EXERCISE DIRECTIONS ::
Output exactly the lines that run from the line with "What text is on this page?" to the end of the material, both ends included, and no other lines.

RECORD SET ::
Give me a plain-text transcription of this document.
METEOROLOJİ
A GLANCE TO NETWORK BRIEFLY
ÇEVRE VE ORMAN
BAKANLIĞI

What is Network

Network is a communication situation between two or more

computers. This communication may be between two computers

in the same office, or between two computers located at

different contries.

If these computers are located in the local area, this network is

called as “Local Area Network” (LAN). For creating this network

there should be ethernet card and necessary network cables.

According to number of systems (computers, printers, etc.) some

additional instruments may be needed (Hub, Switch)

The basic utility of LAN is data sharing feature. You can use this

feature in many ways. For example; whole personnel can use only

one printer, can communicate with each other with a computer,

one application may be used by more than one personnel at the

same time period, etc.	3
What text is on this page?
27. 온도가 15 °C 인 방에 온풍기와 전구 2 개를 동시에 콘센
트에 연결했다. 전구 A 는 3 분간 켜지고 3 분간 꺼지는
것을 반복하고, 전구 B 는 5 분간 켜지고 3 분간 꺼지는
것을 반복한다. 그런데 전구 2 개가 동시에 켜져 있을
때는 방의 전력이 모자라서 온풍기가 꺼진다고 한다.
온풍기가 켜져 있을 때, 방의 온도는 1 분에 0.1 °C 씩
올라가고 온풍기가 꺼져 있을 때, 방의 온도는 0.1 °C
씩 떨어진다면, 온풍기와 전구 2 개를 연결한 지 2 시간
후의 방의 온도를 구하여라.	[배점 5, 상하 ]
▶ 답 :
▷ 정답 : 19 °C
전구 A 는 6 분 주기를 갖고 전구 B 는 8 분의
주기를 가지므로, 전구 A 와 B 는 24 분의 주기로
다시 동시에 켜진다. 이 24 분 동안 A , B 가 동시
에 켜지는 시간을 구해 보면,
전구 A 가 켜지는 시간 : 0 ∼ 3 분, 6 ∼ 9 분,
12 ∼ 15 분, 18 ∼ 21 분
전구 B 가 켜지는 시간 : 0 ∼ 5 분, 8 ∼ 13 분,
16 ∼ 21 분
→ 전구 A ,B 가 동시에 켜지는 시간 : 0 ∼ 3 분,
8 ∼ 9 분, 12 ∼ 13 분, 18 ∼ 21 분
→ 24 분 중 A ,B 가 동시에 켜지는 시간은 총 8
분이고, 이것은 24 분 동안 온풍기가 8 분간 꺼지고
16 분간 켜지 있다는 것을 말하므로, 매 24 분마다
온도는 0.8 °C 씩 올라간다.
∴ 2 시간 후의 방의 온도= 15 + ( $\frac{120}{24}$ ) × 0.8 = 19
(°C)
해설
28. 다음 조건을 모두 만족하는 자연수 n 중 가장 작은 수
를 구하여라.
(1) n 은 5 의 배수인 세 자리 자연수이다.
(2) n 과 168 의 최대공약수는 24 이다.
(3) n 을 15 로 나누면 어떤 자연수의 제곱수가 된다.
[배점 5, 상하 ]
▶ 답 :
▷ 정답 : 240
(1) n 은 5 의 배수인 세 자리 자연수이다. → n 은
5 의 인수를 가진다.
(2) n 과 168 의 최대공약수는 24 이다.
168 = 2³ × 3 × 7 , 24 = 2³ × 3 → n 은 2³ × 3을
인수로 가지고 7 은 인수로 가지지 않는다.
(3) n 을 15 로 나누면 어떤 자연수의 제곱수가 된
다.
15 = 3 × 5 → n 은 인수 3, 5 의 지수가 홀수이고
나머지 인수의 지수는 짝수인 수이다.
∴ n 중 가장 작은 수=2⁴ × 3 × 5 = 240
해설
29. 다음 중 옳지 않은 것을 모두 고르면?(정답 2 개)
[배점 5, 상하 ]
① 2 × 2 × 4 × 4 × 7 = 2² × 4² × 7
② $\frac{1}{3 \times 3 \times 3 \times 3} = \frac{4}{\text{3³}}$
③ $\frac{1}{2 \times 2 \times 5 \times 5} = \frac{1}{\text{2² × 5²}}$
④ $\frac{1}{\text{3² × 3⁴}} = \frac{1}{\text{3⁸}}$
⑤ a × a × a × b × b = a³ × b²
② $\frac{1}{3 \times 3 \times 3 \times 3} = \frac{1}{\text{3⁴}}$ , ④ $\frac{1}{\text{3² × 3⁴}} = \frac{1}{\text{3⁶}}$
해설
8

COMPLETED EXERCISE ::
What text is on this page?
27. 온도가 15 °C 인 방에 온풍기와 전구 2 개를 동시에 콘센
트에 연결했다. 전구 A 는 3 분간 켜지고 3 분간 꺼지는
것을 반복하고, 전구 B 는 5 분간 켜지고 3 분간 꺼지는
것을 반복한다. 그런데 전구 2 개가 동시에 켜져 있을
때는 방의 전력이 모자라서 온풍기가 꺼진다고 한다.
온풍기가 켜져 있을 때, 방의 온도는 1 분에 0.1 °C 씩
올라가고 온풍기가 꺼져 있을 때, 방의 온도는 0.1 °C
씩 떨어진다면, 온풍기와 전구 2 개를 연결한 지 2 시간
후의 방의 온도를 구하여라.	[배점 5, 상하 ]
▶ 답 :
▷ 정답 : 19 °C
전구 A 는 6 분 주기를 갖고 전구 B 는 8 분의
주기를 가지므로, 전구 A 와 B 는 24 분의 주기로
다시 동시에 켜진다. 이 24 분 동안 A , B 가 동시
에 켜지는 시간을 구해 보면,
전구 A 가 켜지는 시간 : 0 ∼ 3 분, 6 ∼ 9 분,
12 ∼ 15 분, 18 ∼ 21 분
전구 B 가 켜지는 시간 : 0 ∼ 5 분, 8 ∼ 13 분,
16 ∼ 21 분
→ 전구 A ,B 가 동시에 켜지는 시간 : 0 ∼ 3 분,
8 ∼ 9 분, 12 ∼ 13 분, 18 ∼ 21 분
→ 24 분 중 A ,B 가 동시에 켜지는 시간은 총 8
분이고, 이것은 24 분 동안 온풍기가 8 분간 꺼지고
16 분간 켜지 있다는 것을 말하므로, 매 24 분마다
온도는 0.8 °C 씩 올라간다.
∴ 2 시간 후의 방의 온도= 15 + ( $\frac{120}{24}$ ) × 0.8 = 19
(°C)
해설
28. 다음 조건을 모두 만족하는 자연수 n 중 가장 작은 수
를 구하여라.
(1) n 은 5 의 배수인 세 자리 자연수이다.
(2) n 과 168 의 최대공약수는 24 이다.
(3) n 을 15 로 나누면 어떤 자연수의 제곱수가 된다.
[배점 5, 상하 ]
▶ 답 :
▷ 정답 : 240
(1) n 은 5 의 배수인 세 자리 자연수이다. → n 은
5 의 인수를 가진다.
(2) n 과 168 의 최대공약수는 24 이다.
168 = 2³ × 3 × 7 , 24 = 2³ × 3 → n 은 2³ × 3을
인수로 가지고 7 은 인수로 가지지 않는다.
(3) n 을 15 로 나누면 어떤 자연수의 제곱수가 된
다.
15 = 3 × 5 → n 은 인수 3, 5 의 지수가 홀수이고
나머지 인수의 지수는 짝수인 수이다.
∴ n 중 가장 작은 수=2⁴ × 3 × 5 = 240
해설
29. 다음 중 옳지 않은 것을 모두 고르면?(정답 2 개)
[배점 5, 상하 ]
① 2 × 2 × 4 × 4 × 7 = 2² × 4² × 7
② $\frac{1}{3 \times 3 \times 3 \times 3} = \frac{4}{\text{3³}}$
③ $\frac{1}{2 \times 2 \times 5 \times 5} = \frac{1}{\text{2² × 5²}}$
④ $\frac{1}{\text{3² × 3⁴}} = \frac{1}{\text{3⁸}}$
⑤ a × a × a × b × b = a³ × b²
② $\frac{1}{3 \times 3 \times 3 \times 3} = \frac{1}{\text{3⁴}}$ , ④ $\frac{1}{\text{3² × 3⁴}} = \frac{1}{\text{3⁶}}$
해설
8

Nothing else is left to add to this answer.